На схожее российское явление В.Лакшин указал еще в 1971 году. 17 марта этого года он записал в дневнике: «Пропала, рассеяна, почти не существует русская интеллигенция – честная, совестливая, талантливая, которая принесла славу России прошлого века.
Нынешняя наша интеллигенция по преимуществу еврейская. Среди нее много отличных, даровитых людей, но в существование и образ мыслей интеллигенции незаметно внесен и стал уже неизбежным элементом дух торгашества, уклончивости, покладистости, хитроумного извлечения выгод, веками гонений воспитанный в еврейской нации. Очень больной вопрос, очень опасный, но не могу не записать того, о чем часто приходится думать в связи с житейской практикой» («Дружба народов», 2004, № 10).
Опуская спор об «исторической» интеллигенции, отмечу то, что звучит неожиданно в устах В.Лакшина и в чем он, несомненно, прав. Идея о сущностных изменениях, привнесенных евреями в образ мысли и облик русской интеллигенции, сродни многочисленным высказываниям Василия Розанова. Понимаю, что такое утверждение покоробило бы и оскорбило Владимира Яковлевича, находившегося в плену «левых» стереотипов в восприятии Розанова якобы «антисемита».
Показательно, что еврейский вопрос В.Лакшин определяет как «очень больной, очень опасный». И невольно, а может быть, вольно (ведь сам он говорит о частых раздумьях на эту тему, которые, правда, в дневниках не запечатлены) Владимир Яковлевич приведенным высказыванием впервые дает повод зачислить его в разряд «антисемитов», то есть беспристрастных и смелых мыслителей.

────────

**Пункт задания A**
Перепишите из текста упражнения всё подряд, начиная со слов «Показательно, что еврейский» и до слов «и смелых мыслителей.» включительно.
**Пункт задания B**
Перескажите покороче абзац текста упражнения, который начинается словами «На схожее российское явление», сохранив главные факты.
Строки здесь ни при чем.

────────

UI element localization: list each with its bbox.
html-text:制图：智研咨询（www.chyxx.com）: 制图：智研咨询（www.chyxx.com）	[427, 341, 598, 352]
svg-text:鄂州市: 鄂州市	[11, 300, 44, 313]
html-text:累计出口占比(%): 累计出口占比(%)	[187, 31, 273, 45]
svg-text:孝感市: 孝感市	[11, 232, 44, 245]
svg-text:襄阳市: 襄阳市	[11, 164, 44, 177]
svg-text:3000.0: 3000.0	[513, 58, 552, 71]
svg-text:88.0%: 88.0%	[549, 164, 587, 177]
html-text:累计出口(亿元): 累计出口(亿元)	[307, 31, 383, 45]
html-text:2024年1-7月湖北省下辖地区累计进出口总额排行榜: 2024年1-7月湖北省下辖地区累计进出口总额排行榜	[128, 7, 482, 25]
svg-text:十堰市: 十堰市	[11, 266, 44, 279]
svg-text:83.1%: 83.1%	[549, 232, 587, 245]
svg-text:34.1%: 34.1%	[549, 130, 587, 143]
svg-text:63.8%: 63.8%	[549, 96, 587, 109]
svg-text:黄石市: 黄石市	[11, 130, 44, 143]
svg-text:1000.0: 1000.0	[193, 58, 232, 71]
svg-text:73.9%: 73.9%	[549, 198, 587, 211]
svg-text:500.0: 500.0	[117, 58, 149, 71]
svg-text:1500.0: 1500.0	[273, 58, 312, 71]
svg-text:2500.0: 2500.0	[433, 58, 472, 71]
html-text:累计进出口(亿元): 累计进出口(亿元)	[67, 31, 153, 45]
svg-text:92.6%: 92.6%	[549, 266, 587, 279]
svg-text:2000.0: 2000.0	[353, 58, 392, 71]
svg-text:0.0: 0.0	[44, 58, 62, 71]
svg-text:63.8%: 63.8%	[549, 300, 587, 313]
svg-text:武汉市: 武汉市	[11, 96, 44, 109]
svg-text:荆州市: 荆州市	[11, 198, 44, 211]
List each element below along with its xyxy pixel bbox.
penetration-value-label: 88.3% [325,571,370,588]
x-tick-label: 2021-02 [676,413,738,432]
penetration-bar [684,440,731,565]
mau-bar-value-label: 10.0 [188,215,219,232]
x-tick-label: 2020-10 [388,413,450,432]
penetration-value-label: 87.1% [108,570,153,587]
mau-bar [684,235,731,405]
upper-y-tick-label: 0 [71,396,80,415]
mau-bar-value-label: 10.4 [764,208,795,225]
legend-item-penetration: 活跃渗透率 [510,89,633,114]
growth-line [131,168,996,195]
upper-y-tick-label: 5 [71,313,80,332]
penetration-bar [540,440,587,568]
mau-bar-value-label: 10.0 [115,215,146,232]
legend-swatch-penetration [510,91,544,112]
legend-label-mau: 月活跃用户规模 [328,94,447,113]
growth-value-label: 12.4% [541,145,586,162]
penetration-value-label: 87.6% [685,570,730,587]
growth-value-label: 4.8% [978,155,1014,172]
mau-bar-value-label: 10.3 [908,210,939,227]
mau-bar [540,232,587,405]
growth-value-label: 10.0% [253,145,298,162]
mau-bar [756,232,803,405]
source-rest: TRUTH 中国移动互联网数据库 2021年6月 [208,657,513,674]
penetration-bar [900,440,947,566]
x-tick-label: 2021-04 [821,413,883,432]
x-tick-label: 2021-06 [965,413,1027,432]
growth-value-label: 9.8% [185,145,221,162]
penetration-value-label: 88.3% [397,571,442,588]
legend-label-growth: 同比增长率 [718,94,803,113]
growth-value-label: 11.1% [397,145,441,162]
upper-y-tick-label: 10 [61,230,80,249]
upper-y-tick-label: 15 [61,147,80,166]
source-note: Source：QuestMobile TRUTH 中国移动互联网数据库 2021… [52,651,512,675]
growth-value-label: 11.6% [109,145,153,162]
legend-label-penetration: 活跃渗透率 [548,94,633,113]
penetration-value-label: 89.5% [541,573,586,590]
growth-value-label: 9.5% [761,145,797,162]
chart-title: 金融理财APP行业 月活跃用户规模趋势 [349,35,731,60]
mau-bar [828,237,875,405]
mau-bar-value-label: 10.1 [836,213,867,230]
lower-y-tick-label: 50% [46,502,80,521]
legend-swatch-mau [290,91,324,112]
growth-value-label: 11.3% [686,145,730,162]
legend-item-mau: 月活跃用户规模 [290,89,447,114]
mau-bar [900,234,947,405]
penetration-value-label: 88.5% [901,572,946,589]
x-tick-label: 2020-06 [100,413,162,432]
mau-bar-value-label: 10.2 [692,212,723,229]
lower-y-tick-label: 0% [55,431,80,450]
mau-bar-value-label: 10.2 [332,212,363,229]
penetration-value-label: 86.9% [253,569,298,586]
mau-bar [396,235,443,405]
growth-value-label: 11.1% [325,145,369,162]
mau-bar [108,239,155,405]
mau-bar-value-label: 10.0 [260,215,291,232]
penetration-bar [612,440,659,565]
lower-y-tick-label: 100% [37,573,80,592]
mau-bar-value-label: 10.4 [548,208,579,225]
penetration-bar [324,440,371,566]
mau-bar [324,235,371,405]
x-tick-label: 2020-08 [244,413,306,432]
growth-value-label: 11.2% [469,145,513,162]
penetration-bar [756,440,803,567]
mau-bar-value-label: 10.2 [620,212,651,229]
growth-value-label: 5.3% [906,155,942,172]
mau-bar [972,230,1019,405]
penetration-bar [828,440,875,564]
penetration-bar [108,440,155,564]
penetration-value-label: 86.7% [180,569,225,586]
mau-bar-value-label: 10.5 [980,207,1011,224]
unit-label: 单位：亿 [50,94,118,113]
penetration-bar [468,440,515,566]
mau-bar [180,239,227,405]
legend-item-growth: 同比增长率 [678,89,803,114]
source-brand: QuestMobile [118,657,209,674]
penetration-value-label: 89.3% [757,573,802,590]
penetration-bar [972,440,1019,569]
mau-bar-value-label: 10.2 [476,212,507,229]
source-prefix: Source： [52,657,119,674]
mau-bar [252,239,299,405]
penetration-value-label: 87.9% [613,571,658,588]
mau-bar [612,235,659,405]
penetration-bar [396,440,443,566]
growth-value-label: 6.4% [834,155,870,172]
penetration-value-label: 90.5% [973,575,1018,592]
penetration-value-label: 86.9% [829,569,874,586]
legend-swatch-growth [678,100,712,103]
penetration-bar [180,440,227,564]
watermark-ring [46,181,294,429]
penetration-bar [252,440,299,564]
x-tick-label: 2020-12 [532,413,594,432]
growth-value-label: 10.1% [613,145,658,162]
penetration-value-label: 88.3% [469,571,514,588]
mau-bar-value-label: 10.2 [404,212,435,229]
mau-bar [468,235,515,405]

────────

**Решение задачи A**
Показательно, что еврейский вопрос В.Лакшин определяет как «очень больной, очень опасный». И невольно, а может быть, вольно (ведь сам он говорит о частых раздумьях на эту тему, которые, правда, в дневниках не запечатлены) Владимир Яковлевич приведенным высказыванием впервые дает повод зачислить его в разряд «антисемитов», то есть беспристрастных и смелых мыслителей.

**Решение задачи B**
В.Лакшин указал на схожее российское явление в 1971 году. 17 марта он записал в дневнике, что русская интеллигенция почти исчезла. Это была честная, совестливая и талантливая интеллигенция, прославившая Россию прошлого века.